→ **CONSIGNE A**
Recopiez le passage du texte sur les transferts de déchets en commençant par « I. La sanction » et en allant jusqu'à « des déchets (B). ».
→ **CONSIGNE B**
Poursuivez la rédaction du texte sur les transferts de déchets à la suite de sa dernière phrase.

→ **TEXTE FOURNI**
━━━━━━━━━━━━━━━━━━━━

I. La sanction d’une application restrictive des règles relatives aux transferts de déchets
La Cour de justice censure la réglementation nationale en ce qu’elle réduit la portée des motifs d’objection prévus par le droit de l’Union (A) et réintroduit indirectement des principes contraires à la logique du marché intérieur pour la valorisation des déchets (B).
A. L’illicéité d’une interprétation limitative des motifs d’objection communautaires
L’arrêt souligne qu’un État membre ne peut, dans sa législation nationale, restreindre les critères d’appréciation exhaustivement listés par un règlement communautaire. L’article 7, paragraphe 4, sous a), cinquième tiret, du règlement n° 259/93 autorise les autorités compétentes à soulever des objections si « le rapport entre les déchets valorisables et non valorisables, la valeur estimée des matières qui seront finalement valorisées ou le coût de la valorisation et le coût de l’élimination de la partie non valorisable sont tels que la valorisation ne se justifie pas d’un point de vue économique et écologique ». La Cour constate que la législation nationale litigieuse ne prend en compte que le premier de ces trois critères. En effet, « le régime néerlandais de transferts de déchets se réfère uniquement au rapport entre les déchets valorisables et non valorisables ». Ce faisant, l’État membre dépasse la marge d’appréciation que le règlement lui confère, car s’il peut préciser les modalités d’exercice d’une faculté, il ne peut en altérer la substance en ignorant une partie des conditions fixées. Le raisonnement de la Cour réaffirme la nécessité d’une application intégrale et uniforme des dispositions d’un règlement, qui sont d’applicabilité directe dans l’ordre juridique des États membres.

━━━━━━━━━━━━━━━━━━━━

→ **DONNÉES EXTRAITES**

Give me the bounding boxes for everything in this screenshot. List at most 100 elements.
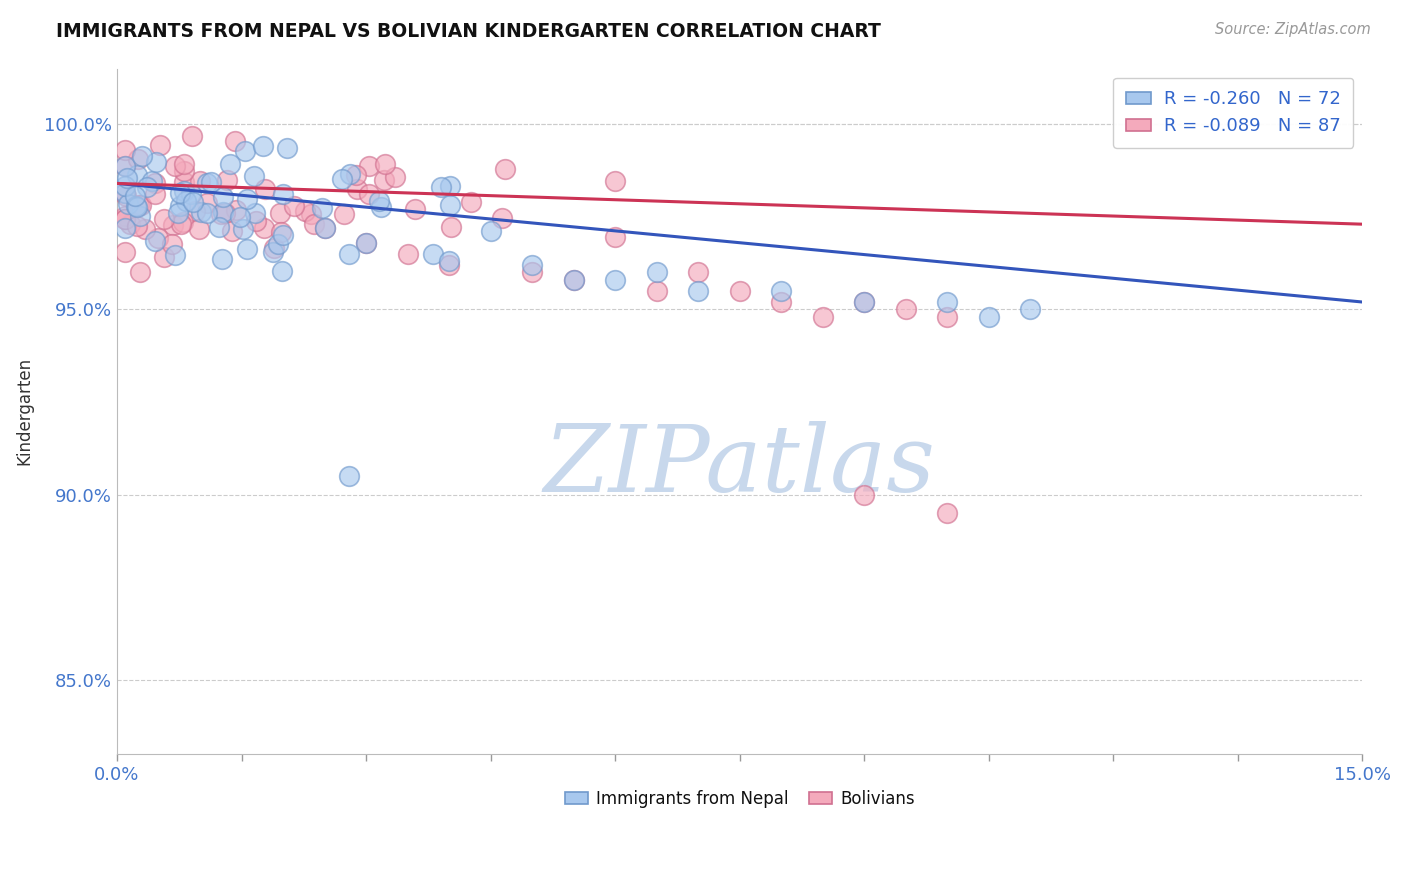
Y-axis label: Kindergarten: Kindergarten — [15, 358, 32, 466]
Point — [170, 217, 193, 231]
Point — [276, 140, 298, 154]
Point — [128, 265, 150, 279]
Point — [114, 179, 136, 194]
Point — [125, 219, 148, 234]
Point — [195, 176, 218, 190]
Point — [605, 173, 627, 187]
Point — [114, 211, 136, 226]
Point — [243, 169, 266, 183]
Point — [141, 174, 163, 188]
Point — [145, 155, 167, 169]
Point — [131, 149, 153, 163]
Point — [977, 310, 1000, 324]
Point — [262, 244, 284, 259]
Point — [396, 247, 419, 261]
Point — [936, 310, 959, 324]
Point — [263, 241, 285, 255]
Point — [479, 223, 502, 237]
Point — [229, 210, 252, 224]
Point — [494, 161, 516, 176]
Point — [190, 205, 212, 219]
Point — [333, 207, 356, 221]
Point — [135, 179, 157, 194]
Point — [208, 220, 231, 235]
Point — [299, 207, 322, 221]
Point — [225, 202, 247, 217]
Point — [180, 186, 202, 201]
Point — [253, 220, 276, 235]
Point — [330, 172, 353, 186]
Point — [149, 138, 172, 153]
Point — [152, 250, 174, 264]
Point — [195, 206, 218, 220]
Point — [173, 175, 195, 189]
Point — [211, 252, 233, 267]
Point — [188, 174, 211, 188]
Point — [169, 186, 191, 201]
Point — [359, 187, 381, 202]
Point — [115, 170, 138, 185]
Point — [114, 244, 136, 259]
Point — [165, 159, 187, 173]
Point — [339, 167, 361, 181]
Point — [811, 310, 834, 324]
Point — [770, 295, 793, 310]
Point — [439, 197, 461, 211]
Point — [605, 273, 627, 287]
Point — [373, 156, 395, 170]
Point — [173, 157, 195, 171]
Point — [128, 198, 150, 212]
Point — [215, 173, 238, 187]
Point — [124, 188, 146, 202]
Point — [430, 180, 453, 194]
Point — [232, 222, 254, 236]
Point — [314, 220, 336, 235]
Point — [770, 284, 793, 298]
Point — [460, 195, 482, 210]
Point — [200, 175, 222, 189]
Point — [184, 204, 207, 219]
Point — [339, 469, 361, 483]
Point — [125, 200, 148, 214]
Text: IMMIGRANTS FROM NEPAL VS BOLIVIAN KINDERGARTEN CORRELATION CHART: IMMIGRANTS FROM NEPAL VS BOLIVIAN KINDER… — [56, 22, 882, 41]
Text: ZIPatlas: ZIPatlas — [544, 421, 935, 511]
Point — [221, 224, 243, 238]
Point — [114, 159, 136, 173]
Point — [114, 143, 136, 157]
Point — [302, 217, 325, 231]
Point — [645, 265, 668, 279]
Point — [209, 206, 232, 220]
Point — [728, 284, 751, 298]
Point — [134, 222, 156, 236]
Point — [520, 265, 543, 279]
Point — [440, 219, 463, 234]
Point — [271, 264, 294, 278]
Point — [129, 198, 152, 212]
Point — [437, 254, 460, 268]
Point — [173, 164, 195, 178]
Point — [245, 214, 267, 228]
Point — [354, 235, 377, 250]
Point — [153, 212, 176, 227]
Point — [160, 236, 183, 251]
Point — [346, 182, 368, 196]
Point — [562, 273, 585, 287]
Point — [214, 206, 236, 220]
Point — [894, 302, 917, 317]
Point — [146, 231, 169, 245]
Point — [339, 247, 361, 261]
Point — [269, 206, 291, 220]
Point — [853, 295, 876, 310]
Point — [562, 273, 585, 287]
Point — [344, 168, 367, 182]
Point — [128, 210, 150, 224]
Point — [114, 186, 136, 201]
Point — [688, 265, 710, 279]
Point — [405, 202, 427, 217]
Point — [1019, 302, 1042, 317]
Point — [143, 187, 166, 202]
Point — [195, 195, 218, 210]
Point — [270, 225, 292, 239]
Point — [368, 194, 391, 209]
Point — [253, 182, 276, 196]
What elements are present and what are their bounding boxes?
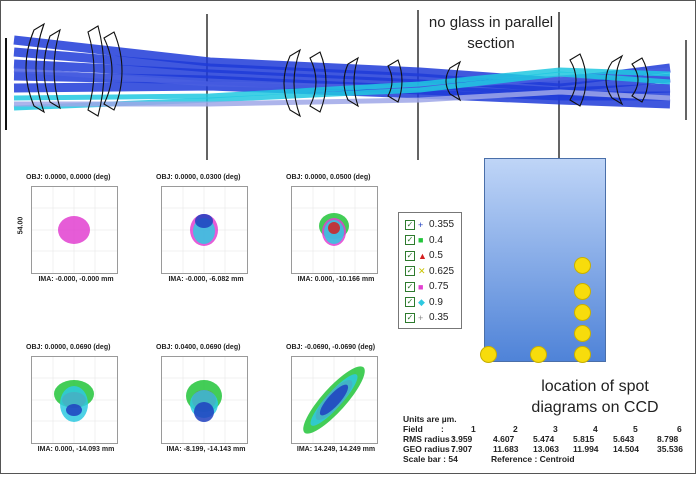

━━━━━━━━━━━━━━━━━━━━

→ **RÉPONSE RÉDIGÉE A**
I. La sanction d’une application restrictive des règles relatives aux transferts de déchets
La Cour de justice censure la réglementation nationale en ce qu’elle réduit la portée des motifs d’objection prévus par le droit de l’Union (A) et réintroduit indirectement des principes contraires à la logique du marché intérieur pour la valorisation des déchets (B).

→ **RÉPONSE RÉDIGÉE B**
B. Le rejet d’obstacles déguisés au marché de la valorisation
Au-delà de la violation textuelle, la Cour sanctionne l’introduction par le droit national d’une logique protectionniste incompatible avec le marché des déchets valorisables. La réglementation en cause permet de s’opposer à un transfert lorsque le pourcentage de déchets valorisables dans l’État de destination est inférieur à celui de l’État d’expédition. La Cour juge que cette comparaison se fonde « non seulement sur une évaluation indépendante des aspects économiques et écologiques de l’opération de valorisation dans l’État de destination, mais également sur la capacité de traitement qui existe dans l’État d’expédition ». Or, elle rappelle sa jurisprudence constante selon laquelle « des considérations d’autosuffisance et de proximité ne sont pas applicables pour les transferts de déchets destinés à être valorisés ». En liant la possibilité d’exporter des déchets à la performance comparative des installations nationales, l’État membre érige une barrière qui entrave la libre circulation des déchets destinés à la valorisation, assimilables à des marchandises. La décision réaffirme ainsi la distinction fondamentale entre le régime applicable à l’élimination, soumis aux principes de proximité et d’autosuffisance pour des raisons de protection de l’environnement, et celui applicable à la valorisation, qui doit favoriser la création d’un marché européen du traitement.
II. La consolidation de la définition fonctionnelle de la valorisation
La Cour de justice profite de ce recours en manquement pour clarifier une nouvelle fois la ligne de partage entre les opérations de valorisation et d’élimination (A), assurant ainsi la cohérence et la prévisibilité du droit de l’Union en la matière (B).
A. La prééminence de la finalité de l’opération sur la composition du déchet
L’arrêt réitère avec force que la qualification d’une opération d’incinération en « valorisation » ou en « élimination » dépend de sa fonction principale et de son efficacité énergétique, et non des caractéristiques physiques ou chimiques des déchets traités. La directive 75/442 qualifie de valorisation l’incinération dont l’objet est une « utilisation principale comme combustible ou autre moyen de produire de l’énergie ». La législation nationale, elle, se fondait sur la valeur calorifique des déchets et leur teneur en chlore pour opérer cette distinction. La Cour rejette catégoriquement cette approche en se référant à un arrêt antérieur, rappelant que « des critères tels que la valeur calorifique des déchets, la teneur en substances nocives des déchets incinérés ou le fait que les déchets aient été mélangés ou non ne peuvent, en revanche, pas être pris en compte ». En conséquence, le critère pertinent n’est pas la qualité du déchet en tant qu’intrant, mais bien l’objectif et le résultat du processus de traitement. Une opération est une valorisation si son but premier est de produire de l’énergie et si elle y parvient de manière effective.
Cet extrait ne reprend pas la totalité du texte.